From the records below, keep only the lines that contain the string "일정실업", matching case exactly, and copy each one out.

**Task material:**
[Begin]
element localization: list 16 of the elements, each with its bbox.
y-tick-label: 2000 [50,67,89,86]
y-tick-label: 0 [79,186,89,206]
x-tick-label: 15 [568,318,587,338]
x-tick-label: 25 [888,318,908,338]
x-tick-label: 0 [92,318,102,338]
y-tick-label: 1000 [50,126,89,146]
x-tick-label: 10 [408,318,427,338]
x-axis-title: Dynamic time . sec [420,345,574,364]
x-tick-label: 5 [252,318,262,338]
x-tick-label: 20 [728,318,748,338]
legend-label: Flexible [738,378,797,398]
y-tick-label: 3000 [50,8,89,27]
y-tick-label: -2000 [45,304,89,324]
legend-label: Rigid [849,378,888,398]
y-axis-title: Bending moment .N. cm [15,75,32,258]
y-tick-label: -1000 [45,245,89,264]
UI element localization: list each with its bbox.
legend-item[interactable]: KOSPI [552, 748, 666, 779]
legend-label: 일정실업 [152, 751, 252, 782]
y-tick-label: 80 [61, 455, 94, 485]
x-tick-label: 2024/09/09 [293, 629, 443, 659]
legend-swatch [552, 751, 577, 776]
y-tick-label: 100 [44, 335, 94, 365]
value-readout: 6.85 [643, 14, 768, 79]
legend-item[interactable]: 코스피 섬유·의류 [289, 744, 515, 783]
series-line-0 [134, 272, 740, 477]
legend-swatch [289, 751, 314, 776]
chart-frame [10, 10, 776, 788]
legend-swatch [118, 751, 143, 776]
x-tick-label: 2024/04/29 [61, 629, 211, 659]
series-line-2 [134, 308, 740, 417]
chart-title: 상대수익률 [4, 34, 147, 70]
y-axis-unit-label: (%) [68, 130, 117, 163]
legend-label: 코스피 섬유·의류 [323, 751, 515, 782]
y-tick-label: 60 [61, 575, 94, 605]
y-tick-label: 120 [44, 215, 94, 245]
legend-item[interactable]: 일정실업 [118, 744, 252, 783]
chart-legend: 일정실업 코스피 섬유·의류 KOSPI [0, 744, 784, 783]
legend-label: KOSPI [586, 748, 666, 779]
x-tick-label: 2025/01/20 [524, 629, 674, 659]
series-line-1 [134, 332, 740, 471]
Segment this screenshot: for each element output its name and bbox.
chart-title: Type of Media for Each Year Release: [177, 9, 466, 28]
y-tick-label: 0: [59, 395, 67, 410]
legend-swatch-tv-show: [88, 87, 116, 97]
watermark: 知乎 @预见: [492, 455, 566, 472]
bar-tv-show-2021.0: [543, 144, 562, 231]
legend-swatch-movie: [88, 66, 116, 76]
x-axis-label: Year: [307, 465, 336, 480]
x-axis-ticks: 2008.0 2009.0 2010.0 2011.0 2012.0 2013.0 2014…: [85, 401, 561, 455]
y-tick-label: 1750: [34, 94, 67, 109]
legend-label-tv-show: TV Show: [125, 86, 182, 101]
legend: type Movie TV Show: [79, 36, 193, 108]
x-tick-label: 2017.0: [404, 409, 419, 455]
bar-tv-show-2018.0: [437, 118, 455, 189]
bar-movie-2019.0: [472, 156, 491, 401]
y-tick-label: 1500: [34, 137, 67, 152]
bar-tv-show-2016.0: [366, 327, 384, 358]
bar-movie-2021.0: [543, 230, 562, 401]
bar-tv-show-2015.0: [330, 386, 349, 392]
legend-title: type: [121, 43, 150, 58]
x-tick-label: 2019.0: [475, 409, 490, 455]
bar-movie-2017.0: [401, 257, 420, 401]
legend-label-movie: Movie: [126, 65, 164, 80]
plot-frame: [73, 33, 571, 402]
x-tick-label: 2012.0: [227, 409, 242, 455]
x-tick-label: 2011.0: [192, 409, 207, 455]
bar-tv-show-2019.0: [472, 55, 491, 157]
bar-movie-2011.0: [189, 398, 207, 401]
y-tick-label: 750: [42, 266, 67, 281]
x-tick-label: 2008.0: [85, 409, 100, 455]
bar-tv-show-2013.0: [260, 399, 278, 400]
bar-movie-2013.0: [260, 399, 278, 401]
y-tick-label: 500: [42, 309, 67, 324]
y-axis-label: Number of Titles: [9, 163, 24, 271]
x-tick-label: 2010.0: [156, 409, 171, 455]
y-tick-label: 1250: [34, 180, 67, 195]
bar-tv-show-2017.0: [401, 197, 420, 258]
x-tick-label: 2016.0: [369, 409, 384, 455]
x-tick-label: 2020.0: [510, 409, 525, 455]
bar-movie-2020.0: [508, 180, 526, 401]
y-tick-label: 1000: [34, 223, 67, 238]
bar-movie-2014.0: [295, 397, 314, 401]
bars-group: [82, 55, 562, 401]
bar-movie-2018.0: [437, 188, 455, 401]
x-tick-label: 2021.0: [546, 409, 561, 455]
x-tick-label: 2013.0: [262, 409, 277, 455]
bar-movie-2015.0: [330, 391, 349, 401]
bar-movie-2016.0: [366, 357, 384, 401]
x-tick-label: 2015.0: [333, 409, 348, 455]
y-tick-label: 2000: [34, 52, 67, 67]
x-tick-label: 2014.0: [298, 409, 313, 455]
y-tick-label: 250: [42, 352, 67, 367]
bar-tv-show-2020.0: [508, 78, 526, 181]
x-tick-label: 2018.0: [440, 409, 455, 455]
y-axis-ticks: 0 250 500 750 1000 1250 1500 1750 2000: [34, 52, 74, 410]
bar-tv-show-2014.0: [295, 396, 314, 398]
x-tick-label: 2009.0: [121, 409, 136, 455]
[End]
**Finished answer:**
legend-label: 일정실업 [152, 751, 252, 782]
legend-item[interactable]: 일정실업 [118, 744, 252, 783]
chart-legend: 일정실업 코스피 섬유·의류 KOSPI [0, 744, 784, 783]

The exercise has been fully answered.